Lift out all lines below that contain "Bytes".

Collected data

>>>

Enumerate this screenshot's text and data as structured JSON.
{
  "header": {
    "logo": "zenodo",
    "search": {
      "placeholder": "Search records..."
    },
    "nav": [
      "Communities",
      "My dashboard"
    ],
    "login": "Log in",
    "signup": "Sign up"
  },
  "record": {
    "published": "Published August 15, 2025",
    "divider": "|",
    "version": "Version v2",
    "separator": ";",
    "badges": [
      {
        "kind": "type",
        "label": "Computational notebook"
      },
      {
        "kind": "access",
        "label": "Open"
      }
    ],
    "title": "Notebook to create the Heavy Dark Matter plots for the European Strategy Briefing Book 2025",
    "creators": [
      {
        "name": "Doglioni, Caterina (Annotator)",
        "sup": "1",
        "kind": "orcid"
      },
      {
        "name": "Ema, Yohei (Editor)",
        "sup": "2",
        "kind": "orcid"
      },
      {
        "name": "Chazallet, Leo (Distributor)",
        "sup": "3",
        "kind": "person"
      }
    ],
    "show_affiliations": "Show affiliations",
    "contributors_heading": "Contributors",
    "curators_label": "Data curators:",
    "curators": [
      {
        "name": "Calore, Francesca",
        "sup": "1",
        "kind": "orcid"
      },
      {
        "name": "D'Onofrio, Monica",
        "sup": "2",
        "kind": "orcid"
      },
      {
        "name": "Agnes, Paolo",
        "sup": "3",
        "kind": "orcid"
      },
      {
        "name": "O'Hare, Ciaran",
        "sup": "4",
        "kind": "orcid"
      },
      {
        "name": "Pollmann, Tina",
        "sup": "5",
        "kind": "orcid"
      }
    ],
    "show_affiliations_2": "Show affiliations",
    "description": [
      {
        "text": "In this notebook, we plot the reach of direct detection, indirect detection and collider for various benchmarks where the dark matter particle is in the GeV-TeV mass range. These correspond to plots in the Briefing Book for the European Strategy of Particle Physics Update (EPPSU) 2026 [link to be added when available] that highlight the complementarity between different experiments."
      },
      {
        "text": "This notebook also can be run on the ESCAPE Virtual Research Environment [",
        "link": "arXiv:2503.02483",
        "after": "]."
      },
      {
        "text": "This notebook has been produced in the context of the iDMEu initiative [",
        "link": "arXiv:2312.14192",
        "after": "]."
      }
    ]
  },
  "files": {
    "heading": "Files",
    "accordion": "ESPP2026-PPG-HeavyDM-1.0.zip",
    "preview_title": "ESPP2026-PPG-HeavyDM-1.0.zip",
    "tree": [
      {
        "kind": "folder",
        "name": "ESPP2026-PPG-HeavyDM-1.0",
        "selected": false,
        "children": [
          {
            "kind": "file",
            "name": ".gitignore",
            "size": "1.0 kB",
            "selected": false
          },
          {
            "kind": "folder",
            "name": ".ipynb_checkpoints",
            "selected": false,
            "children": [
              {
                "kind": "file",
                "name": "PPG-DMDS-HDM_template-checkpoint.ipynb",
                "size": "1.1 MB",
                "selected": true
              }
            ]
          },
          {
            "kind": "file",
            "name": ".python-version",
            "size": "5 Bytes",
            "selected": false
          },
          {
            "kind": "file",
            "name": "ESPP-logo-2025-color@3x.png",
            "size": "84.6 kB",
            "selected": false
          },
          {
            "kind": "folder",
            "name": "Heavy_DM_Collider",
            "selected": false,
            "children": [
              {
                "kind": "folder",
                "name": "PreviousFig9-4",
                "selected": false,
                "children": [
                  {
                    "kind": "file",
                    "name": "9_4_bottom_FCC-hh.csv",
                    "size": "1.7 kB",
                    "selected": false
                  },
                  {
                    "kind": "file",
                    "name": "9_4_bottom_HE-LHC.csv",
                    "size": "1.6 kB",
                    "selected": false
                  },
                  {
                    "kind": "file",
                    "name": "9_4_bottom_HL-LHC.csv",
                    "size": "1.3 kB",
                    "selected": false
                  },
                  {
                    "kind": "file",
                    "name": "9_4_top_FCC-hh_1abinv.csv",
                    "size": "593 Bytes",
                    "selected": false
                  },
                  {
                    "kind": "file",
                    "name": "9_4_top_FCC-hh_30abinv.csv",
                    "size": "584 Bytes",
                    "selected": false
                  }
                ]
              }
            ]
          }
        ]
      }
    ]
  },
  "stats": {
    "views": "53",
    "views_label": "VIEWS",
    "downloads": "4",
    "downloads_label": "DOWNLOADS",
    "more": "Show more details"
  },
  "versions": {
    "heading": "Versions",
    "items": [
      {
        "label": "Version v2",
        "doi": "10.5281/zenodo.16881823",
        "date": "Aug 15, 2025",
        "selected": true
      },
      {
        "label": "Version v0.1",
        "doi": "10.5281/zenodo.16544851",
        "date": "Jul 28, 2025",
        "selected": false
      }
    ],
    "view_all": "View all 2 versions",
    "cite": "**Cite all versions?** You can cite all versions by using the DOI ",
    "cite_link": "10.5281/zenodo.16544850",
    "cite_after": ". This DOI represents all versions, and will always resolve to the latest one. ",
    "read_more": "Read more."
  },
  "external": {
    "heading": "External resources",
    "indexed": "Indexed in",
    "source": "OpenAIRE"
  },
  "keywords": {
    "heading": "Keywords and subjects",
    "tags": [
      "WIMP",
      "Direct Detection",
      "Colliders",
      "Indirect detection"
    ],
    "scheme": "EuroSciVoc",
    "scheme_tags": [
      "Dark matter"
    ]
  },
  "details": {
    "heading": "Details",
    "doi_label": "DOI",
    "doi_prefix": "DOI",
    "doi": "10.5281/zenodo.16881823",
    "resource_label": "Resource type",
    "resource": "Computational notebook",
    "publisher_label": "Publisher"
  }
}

<<<
>>>

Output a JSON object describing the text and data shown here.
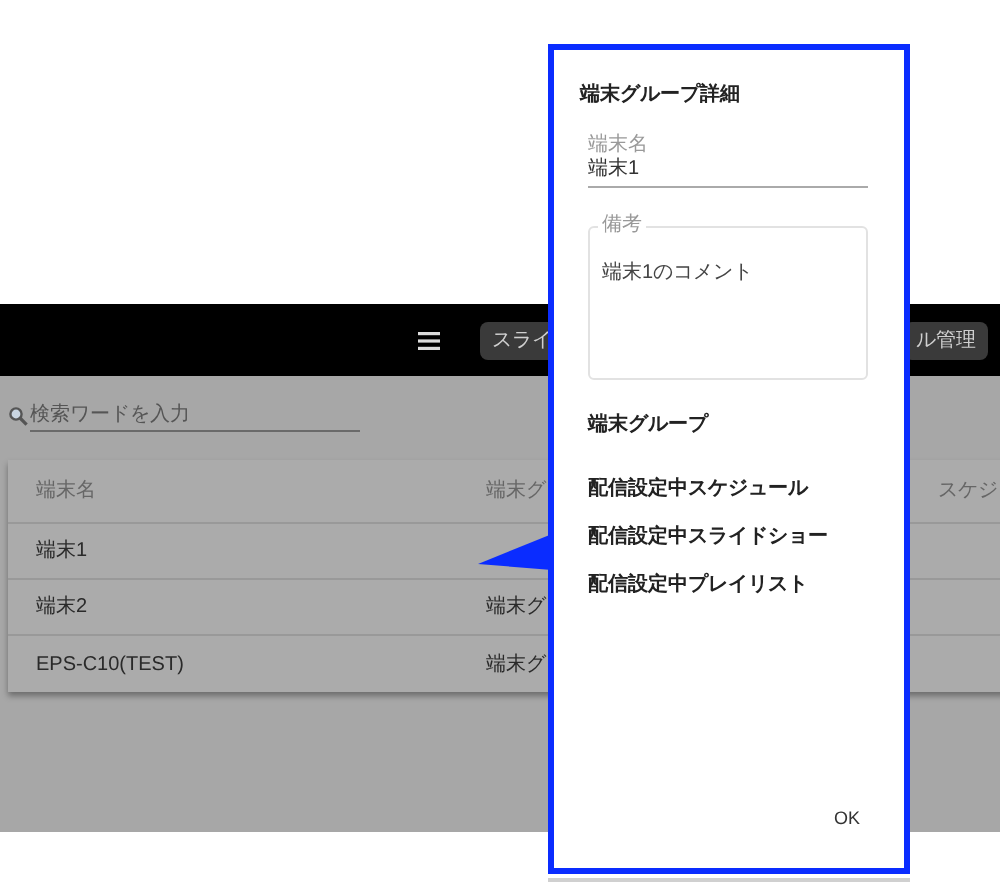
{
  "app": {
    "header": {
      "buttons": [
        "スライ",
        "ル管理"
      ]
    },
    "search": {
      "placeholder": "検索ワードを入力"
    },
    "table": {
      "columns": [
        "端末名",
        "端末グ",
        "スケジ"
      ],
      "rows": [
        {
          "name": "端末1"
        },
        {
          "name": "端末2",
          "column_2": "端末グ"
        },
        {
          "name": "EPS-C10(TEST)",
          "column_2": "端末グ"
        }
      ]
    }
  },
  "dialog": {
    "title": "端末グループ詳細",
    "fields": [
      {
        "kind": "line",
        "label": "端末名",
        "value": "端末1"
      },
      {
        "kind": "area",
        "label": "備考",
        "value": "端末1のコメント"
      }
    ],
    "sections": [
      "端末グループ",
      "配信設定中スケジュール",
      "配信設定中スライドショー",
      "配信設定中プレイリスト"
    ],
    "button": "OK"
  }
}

<<<

> _COMPLETE ANSWER_
            "size": "5 Bytes",
                    "size": "593 Bytes",
                    "size": "584 Bytes",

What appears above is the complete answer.